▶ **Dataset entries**
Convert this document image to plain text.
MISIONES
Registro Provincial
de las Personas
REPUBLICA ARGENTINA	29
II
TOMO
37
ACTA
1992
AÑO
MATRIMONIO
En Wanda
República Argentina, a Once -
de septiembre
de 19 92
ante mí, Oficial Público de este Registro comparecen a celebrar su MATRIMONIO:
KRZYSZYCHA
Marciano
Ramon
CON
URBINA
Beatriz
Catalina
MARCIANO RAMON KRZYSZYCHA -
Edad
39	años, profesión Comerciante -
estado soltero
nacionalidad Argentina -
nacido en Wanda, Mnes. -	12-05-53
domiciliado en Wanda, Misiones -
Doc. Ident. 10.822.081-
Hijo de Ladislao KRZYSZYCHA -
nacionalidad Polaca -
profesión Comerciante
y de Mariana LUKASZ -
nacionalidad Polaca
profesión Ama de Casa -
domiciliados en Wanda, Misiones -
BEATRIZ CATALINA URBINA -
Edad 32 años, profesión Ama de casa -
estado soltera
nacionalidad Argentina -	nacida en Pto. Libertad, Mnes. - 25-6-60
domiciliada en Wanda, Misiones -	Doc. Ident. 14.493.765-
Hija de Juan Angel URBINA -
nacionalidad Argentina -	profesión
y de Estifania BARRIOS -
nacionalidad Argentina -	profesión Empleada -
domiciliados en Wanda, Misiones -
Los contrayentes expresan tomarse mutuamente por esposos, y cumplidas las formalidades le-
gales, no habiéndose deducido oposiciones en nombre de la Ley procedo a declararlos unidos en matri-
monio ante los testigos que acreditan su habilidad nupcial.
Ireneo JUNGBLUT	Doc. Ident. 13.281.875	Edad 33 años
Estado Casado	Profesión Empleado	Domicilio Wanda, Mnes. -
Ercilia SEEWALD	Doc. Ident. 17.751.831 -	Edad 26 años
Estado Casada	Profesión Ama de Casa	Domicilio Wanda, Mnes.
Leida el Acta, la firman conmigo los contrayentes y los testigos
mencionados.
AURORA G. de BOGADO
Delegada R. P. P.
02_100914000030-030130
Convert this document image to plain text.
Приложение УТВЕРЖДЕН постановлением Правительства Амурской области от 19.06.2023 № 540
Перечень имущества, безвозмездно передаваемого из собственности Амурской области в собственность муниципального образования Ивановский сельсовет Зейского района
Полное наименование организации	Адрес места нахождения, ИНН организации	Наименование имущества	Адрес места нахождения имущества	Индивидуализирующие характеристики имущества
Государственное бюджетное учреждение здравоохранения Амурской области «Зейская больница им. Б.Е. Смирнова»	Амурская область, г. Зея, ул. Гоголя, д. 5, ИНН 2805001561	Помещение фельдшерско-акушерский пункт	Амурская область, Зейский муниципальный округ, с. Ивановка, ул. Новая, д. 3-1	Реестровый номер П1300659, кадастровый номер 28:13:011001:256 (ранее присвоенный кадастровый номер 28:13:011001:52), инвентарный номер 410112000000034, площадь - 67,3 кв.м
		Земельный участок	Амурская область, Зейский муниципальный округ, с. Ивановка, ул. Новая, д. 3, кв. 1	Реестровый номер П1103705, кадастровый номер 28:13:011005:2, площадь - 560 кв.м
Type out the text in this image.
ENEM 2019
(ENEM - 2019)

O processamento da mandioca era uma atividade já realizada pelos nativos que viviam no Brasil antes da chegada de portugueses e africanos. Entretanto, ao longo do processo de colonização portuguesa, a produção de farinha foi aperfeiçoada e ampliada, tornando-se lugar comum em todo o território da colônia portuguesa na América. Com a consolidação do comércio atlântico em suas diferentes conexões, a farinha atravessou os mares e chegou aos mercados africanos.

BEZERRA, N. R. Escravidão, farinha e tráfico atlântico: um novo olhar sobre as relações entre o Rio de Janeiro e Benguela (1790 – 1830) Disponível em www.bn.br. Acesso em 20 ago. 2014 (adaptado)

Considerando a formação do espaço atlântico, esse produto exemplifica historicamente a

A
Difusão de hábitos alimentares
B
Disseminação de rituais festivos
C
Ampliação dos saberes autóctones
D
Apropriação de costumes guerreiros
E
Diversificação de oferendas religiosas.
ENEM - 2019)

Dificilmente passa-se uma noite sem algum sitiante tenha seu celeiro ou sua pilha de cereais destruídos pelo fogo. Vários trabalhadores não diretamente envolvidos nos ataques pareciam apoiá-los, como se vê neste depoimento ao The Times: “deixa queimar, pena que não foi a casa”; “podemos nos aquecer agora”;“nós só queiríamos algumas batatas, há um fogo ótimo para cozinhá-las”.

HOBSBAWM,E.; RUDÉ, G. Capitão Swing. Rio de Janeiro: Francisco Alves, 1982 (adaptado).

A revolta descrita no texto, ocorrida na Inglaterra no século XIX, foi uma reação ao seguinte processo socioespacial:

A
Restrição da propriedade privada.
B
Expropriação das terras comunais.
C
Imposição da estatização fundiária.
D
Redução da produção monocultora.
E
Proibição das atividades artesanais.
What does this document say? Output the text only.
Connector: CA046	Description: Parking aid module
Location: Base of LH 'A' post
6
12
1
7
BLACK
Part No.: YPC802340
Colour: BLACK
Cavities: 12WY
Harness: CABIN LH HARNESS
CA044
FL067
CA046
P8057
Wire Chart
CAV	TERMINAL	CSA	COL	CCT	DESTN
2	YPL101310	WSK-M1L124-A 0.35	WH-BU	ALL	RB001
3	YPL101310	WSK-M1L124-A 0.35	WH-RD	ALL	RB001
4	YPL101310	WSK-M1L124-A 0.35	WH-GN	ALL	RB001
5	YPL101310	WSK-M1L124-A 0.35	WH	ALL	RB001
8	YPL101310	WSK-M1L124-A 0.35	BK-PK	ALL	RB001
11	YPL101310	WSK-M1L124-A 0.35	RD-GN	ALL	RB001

▶ **Description of the task**
Would you reproduce all the entries exactly?

▶ **Expected output**
Convert this document image to plain text.
MISIONES
Registro Provincial
de las Personas
REPUBLICA ARGENTINA	29
II
TOMO
37
ACTA
1992
AÑO
MATRIMONIO
En Wanda
República Argentina, a Once -
de septiembre
de 19 92
ante mí, Oficial Público de este Registro comparecen a celebrar su MATRIMONIO:
KRZYSZYCHA
Marciano
Ramon
CON
URBINA
Beatriz
Catalina
MARCIANO RAMON KRZYSZYCHA -
Edad
39	años, profesión Comerciante -
estado soltero
nacionalidad Argentina -
nacido en Wanda, Mnes. -	12-05-53
domiciliado en Wanda, Misiones -
Doc. Ident. 10.822.081-
Hijo de Ladislao KRZYSZYCHA -
nacionalidad Polaca -
profesión Comerciante
y de Mariana LUKASZ -
nacionalidad Polaca
profesión Ama de Casa -
domiciliados en Wanda, Misiones -
BEATRIZ CATALINA URBINA -
Edad 32 años, profesión Ama de casa -
estado soltera
nacionalidad Argentina -	nacida en Pto. Libertad, Mnes. - 25-6-60
domiciliada en Wanda, Misiones -	Doc. Ident. 14.493.765-
Hija de Juan Angel URBINA -
nacionalidad Argentina -	profesión
y de Estifania BARRIOS -
nacionalidad Argentina -	profesión Empleada -
domiciliados en Wanda, Misiones -
Los contrayentes expresan tomarse mutuamente por esposos, y cumplidas las formalidades le-
gales, no habiéndose deducido oposiciones en nombre de la Ley procedo a declararlos unidos en matri-
monio ante los testigos que acreditan su habilidad nupcial.
Ireneo JUNGBLUT	Doc. Ident. 13.281.875	Edad 33 años
Estado Casado	Profesión Empleado	Domicilio Wanda, Mnes. -
Ercilia SEEWALD	Doc. Ident. 17.751.831 -	Edad 26 años
Estado Casada	Profesión Ama de Casa	Domicilio Wanda, Mnes.
Leida el Acta, la firman conmigo los contrayentes y los testigos
mencionados.
AURORA G. de BOGADO
Delegada R. P. P.
02_100914000030-030130
Convert this document image to plain text.
Приложение УТВЕРЖДЕН постановлением Правительства Амурской области от 19.06.2023 № 540
Перечень имущества, безвозмездно передаваемого из собственности Амурской области в собственность муниципального образования Ивановский сельсовет Зейского района
Полное наименование организации	Адрес места нахождения, ИНН организации	Наименование имущества	Адрес места нахождения имущества	Индивидуализирующие характеристики имущества
Государственное бюджетное учреждение здравоохранения Амурской области «Зейская больница им. Б.Е. Смирнова»	Амурская область, г. Зея, ул. Гоголя, д. 5, ИНН 2805001561	Помещение фельдшерско-акушерский пункт	Амурская область, Зейский муниципальный округ, с. Ивановка, ул. Новая, д. 3-1	Реестровый номер П1300659, кадастровый номер 28:13:011001:256 (ранее присвоенный кадастровый номер 28:13:011001:52), инвентарный номер 410112000000034, площадь - 67,3 кв.м
		Земельный участок	Амурская область, Зейский муниципальный округ, с. Ивановка, ул. Новая, д. 3, кв. 1	Реестровый номер П1103705, кадастровый номер 28:13:011005:2, площадь - 560 кв.м
Type out the text in this image.
ENEM 2019
(ENEM - 2019)

O processamento da mandioca era uma atividade já realizada pelos nativos que viviam no Brasil antes da chegada de portugueses e africanos. Entretanto, ao longo do processo de colonização portuguesa, a produção de farinha foi aperfeiçoada e ampliada, tornando-se lugar comum em todo o território da colônia portuguesa na América. Com a consolidação do comércio atlântico em suas diferentes conexões, a farinha atravessou os mares e chegou aos mercados africanos.

BEZERRA, N. R. Escravidão, farinha e tráfico atlântico: um novo olhar sobre as relações entre o Rio de Janeiro e Benguela (1790 – 1830) Disponível em www.bn.br. Acesso em 20 ago. 2014 (adaptado)

Considerando a formação do espaço atlântico, esse produto exemplifica historicamente a

A
Difusão de hábitos alimentares
B
Disseminação de rituais festivos
C
Ampliação dos saberes autóctones
D
Apropriação de costumes guerreiros
E
Diversificação de oferendas religiosas.
ENEM - 2019)

Dificilmente passa-se uma noite sem algum sitiante tenha seu celeiro ou sua pilha de cereais destruídos pelo fogo. Vários trabalhadores não diretamente envolvidos nos ataques pareciam apoiá-los, como se vê neste depoimento ao The Times: “deixa queimar, pena que não foi a casa”; “podemos nos aquecer agora”;“nós só queiríamos algumas batatas, há um fogo ótimo para cozinhá-las”.

HOBSBAWM,E.; RUDÉ, G. Capitão Swing. Rio de Janeiro: Francisco Alves, 1982 (adaptado).

A revolta descrita no texto, ocorrida na Inglaterra no século XIX, foi uma reação ao seguinte processo socioespacial:

A
Restrição da propriedade privada.
B
Expropriação das terras comunais.
C
Imposição da estatização fundiária.
D
Redução da produção monocultora.
E
Proibição das atividades artesanais.
What does this document say? Output the text only.
Connector: CA046	Description: Parking aid module
Location: Base of LH 'A' post
6
12
1
7
BLACK
Part No.: YPC802340
Colour: BLACK
Cavities: 12WY
Harness: CABIN LH HARNESS
CA044
FL067
CA046
P8057
Wire Chart
CAV	TERMINAL	CSA	COL	CCT	DESTN
2	YPL101310	WSK-M1L124-A 0.35	WH-BU	ALL	RB001
3	YPL101310	WSK-M1L124-A 0.35	WH-RD	ALL	RB001
4	YPL101310	WSK-M1L124-A 0.35	WH-GN	ALL	RB001
5	YPL101310	WSK-M1L124-A 0.35	WH	ALL	RB001
8	YPL101310	WSK-M1L124-A 0.35	BK-PK	ALL	RB001
11	YPL101310	WSK-M1L124-A 0.35	RD-GN	ALL	RB001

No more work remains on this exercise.